Description of the task: Find every line with the word "these" and report how many there are, without any other text.

** BEGIN Data shown **

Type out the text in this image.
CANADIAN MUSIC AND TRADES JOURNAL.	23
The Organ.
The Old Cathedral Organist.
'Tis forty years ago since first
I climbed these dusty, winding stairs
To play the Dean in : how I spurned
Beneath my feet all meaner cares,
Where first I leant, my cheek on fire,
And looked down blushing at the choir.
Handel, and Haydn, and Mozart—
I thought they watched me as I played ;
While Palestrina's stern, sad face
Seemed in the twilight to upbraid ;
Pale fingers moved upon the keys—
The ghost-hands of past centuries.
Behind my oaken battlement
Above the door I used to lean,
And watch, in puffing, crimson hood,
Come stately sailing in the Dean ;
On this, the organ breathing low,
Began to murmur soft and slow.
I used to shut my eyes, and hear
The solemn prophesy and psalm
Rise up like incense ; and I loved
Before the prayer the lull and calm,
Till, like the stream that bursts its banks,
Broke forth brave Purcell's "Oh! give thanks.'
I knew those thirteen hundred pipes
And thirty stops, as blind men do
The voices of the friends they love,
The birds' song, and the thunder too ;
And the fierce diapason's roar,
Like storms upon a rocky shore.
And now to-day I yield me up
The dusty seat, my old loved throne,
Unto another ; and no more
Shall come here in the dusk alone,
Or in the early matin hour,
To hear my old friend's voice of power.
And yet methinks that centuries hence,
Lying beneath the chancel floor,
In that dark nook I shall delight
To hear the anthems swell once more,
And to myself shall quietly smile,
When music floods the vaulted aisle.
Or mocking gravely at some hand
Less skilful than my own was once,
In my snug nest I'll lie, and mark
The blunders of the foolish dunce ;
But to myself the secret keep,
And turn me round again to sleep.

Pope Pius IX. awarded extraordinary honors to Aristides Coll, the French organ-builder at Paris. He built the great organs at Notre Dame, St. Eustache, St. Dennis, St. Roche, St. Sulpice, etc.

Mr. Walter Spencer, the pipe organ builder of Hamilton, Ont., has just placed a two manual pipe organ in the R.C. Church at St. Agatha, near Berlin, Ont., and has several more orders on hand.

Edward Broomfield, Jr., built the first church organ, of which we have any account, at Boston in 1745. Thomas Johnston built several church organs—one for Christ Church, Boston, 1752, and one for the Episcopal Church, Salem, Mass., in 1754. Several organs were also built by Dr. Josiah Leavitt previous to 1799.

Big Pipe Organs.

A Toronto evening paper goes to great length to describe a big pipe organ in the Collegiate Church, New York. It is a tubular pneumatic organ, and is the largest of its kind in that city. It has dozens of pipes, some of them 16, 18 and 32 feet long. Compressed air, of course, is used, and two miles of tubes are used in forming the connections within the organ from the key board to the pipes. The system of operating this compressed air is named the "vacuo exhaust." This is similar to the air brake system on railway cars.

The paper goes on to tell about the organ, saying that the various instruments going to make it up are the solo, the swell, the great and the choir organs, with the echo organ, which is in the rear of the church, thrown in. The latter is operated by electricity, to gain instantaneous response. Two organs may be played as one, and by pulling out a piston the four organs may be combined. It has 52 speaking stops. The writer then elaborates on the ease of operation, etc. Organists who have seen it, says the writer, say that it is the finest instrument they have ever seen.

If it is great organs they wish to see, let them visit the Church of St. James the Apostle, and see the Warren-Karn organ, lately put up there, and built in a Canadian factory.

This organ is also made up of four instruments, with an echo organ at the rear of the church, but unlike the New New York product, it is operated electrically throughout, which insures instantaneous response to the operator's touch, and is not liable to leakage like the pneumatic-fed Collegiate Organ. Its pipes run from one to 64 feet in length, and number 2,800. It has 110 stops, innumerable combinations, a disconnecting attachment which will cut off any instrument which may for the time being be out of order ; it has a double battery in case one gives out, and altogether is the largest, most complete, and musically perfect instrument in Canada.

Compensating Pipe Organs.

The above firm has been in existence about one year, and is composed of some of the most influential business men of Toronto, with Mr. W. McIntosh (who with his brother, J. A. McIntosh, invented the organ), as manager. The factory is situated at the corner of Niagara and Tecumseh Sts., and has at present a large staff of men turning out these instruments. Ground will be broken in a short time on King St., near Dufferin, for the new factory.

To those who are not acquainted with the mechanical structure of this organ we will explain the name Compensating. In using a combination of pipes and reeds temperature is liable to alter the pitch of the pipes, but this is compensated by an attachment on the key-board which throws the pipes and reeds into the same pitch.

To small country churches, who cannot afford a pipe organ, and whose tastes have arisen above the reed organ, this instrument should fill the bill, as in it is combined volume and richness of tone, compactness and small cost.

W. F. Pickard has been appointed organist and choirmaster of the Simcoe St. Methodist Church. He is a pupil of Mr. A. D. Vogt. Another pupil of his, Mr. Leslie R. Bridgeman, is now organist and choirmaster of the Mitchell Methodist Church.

** END Data shown **
** BEGIN Data shown **

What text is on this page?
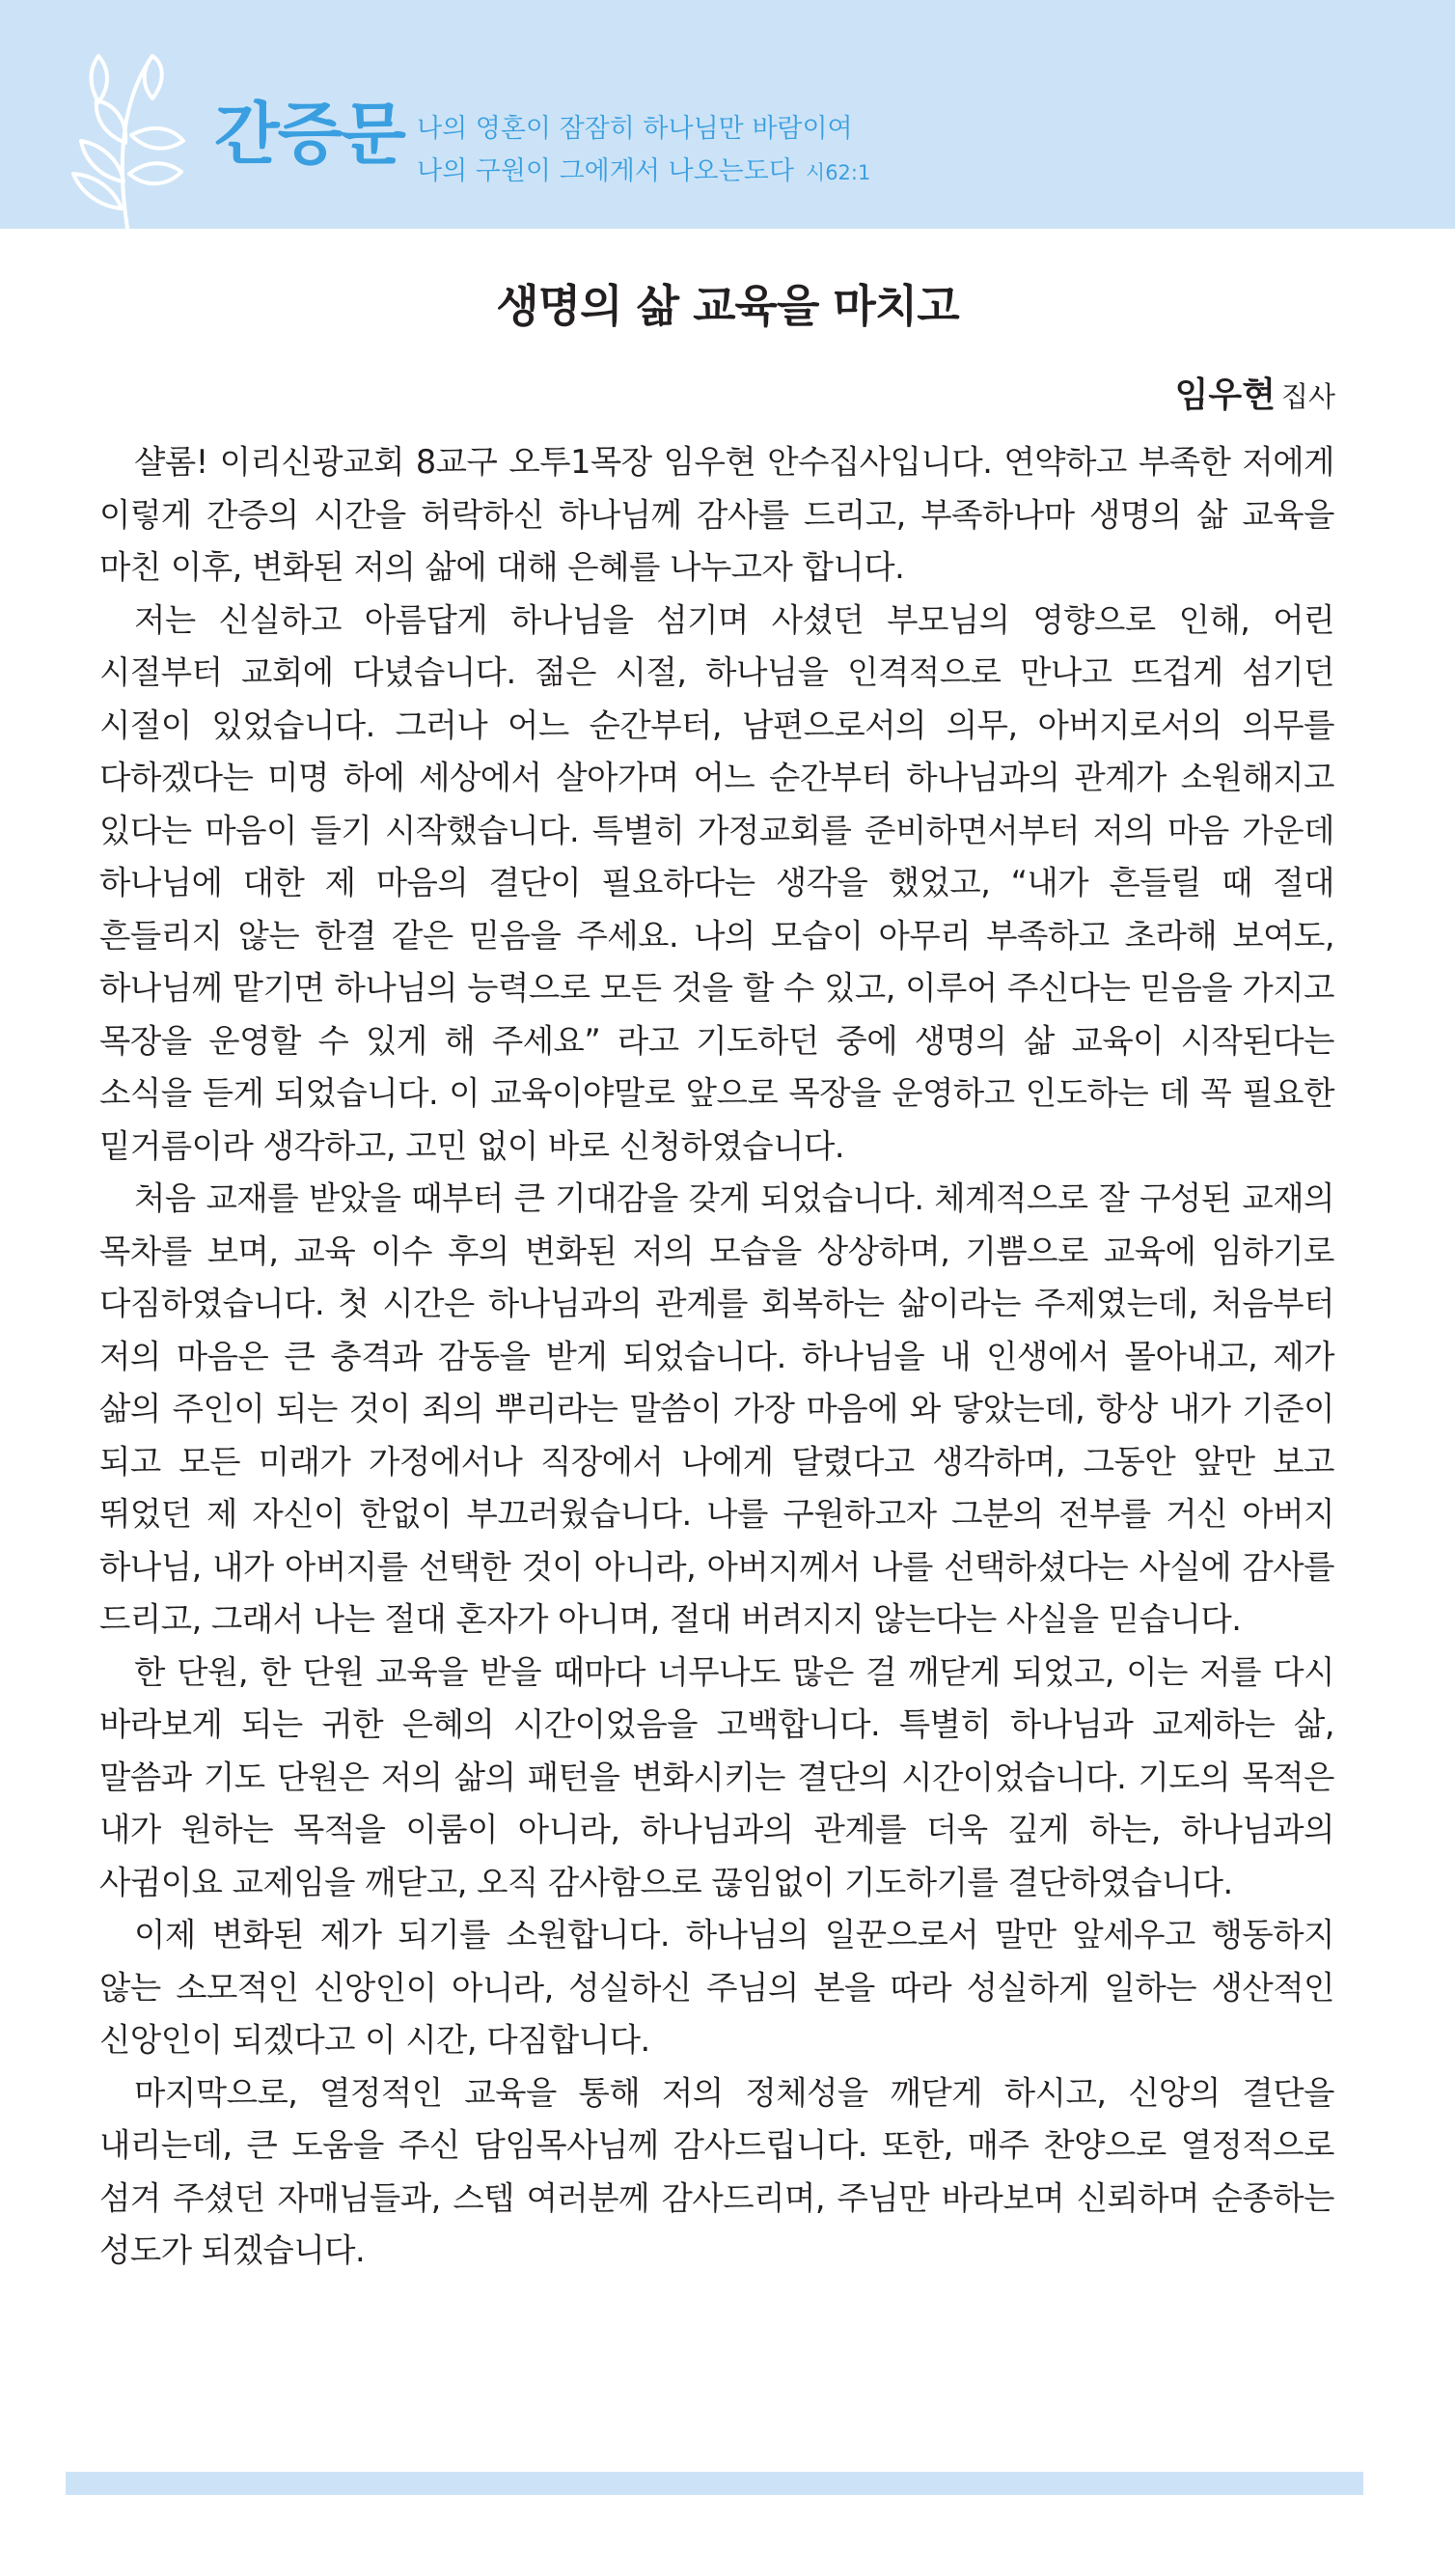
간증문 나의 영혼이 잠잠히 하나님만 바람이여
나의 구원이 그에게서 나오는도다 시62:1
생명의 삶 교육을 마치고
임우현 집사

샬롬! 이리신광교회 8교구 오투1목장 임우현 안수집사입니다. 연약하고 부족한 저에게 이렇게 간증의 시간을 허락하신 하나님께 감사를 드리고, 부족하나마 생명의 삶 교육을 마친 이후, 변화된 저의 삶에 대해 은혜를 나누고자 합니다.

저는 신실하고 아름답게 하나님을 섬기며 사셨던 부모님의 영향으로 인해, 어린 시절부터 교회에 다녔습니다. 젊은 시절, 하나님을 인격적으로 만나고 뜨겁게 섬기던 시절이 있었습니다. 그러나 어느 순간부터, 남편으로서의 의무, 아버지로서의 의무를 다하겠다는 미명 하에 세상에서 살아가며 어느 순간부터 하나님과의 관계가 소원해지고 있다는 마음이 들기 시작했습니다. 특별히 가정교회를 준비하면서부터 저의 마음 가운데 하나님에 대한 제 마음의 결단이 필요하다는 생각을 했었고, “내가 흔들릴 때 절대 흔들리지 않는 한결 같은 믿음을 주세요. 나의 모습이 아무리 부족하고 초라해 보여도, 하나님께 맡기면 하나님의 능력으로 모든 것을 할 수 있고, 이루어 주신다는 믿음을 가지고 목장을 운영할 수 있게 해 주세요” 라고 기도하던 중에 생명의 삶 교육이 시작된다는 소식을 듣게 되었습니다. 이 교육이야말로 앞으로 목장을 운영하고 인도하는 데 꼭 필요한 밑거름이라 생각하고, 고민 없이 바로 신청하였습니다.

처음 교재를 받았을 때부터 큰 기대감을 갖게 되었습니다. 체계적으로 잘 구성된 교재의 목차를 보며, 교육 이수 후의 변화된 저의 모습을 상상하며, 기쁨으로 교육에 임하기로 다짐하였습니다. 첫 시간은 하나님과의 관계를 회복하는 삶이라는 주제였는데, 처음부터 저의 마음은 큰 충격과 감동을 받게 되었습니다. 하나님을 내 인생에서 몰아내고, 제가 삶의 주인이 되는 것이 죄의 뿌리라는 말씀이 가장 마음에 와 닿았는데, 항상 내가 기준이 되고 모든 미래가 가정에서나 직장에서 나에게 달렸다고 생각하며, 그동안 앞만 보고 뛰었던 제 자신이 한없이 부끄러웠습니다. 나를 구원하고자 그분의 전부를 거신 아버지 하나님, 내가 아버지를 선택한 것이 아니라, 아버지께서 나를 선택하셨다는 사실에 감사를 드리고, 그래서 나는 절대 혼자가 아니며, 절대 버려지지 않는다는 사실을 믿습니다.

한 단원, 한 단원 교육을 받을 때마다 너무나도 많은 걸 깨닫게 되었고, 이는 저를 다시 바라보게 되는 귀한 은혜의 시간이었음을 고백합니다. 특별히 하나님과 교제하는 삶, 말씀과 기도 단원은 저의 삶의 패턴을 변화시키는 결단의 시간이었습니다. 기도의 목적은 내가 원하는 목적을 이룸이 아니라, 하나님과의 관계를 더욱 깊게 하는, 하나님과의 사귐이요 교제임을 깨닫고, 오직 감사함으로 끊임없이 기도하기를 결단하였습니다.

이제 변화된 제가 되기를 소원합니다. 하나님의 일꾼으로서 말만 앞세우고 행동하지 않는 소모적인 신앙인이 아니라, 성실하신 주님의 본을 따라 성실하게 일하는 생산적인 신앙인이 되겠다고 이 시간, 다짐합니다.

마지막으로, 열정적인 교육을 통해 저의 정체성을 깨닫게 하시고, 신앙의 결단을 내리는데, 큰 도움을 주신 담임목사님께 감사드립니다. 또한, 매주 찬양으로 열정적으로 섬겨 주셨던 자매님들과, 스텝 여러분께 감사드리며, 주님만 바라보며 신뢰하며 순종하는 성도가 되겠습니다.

** END Data shown **
** BEGIN Data shown **

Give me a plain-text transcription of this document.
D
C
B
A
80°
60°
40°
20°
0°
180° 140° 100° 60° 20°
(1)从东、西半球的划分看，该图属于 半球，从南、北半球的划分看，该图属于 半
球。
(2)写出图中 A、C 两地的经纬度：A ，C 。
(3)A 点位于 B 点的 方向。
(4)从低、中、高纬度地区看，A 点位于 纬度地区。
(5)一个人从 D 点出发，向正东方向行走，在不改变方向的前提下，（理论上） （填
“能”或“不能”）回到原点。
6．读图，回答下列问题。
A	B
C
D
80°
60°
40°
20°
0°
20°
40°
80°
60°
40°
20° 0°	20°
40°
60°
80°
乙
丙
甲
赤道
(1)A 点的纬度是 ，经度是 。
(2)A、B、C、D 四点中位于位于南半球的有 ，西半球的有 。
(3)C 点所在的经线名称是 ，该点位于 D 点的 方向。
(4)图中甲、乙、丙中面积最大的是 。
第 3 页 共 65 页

** END Data shown **

Solution to the exercise: 2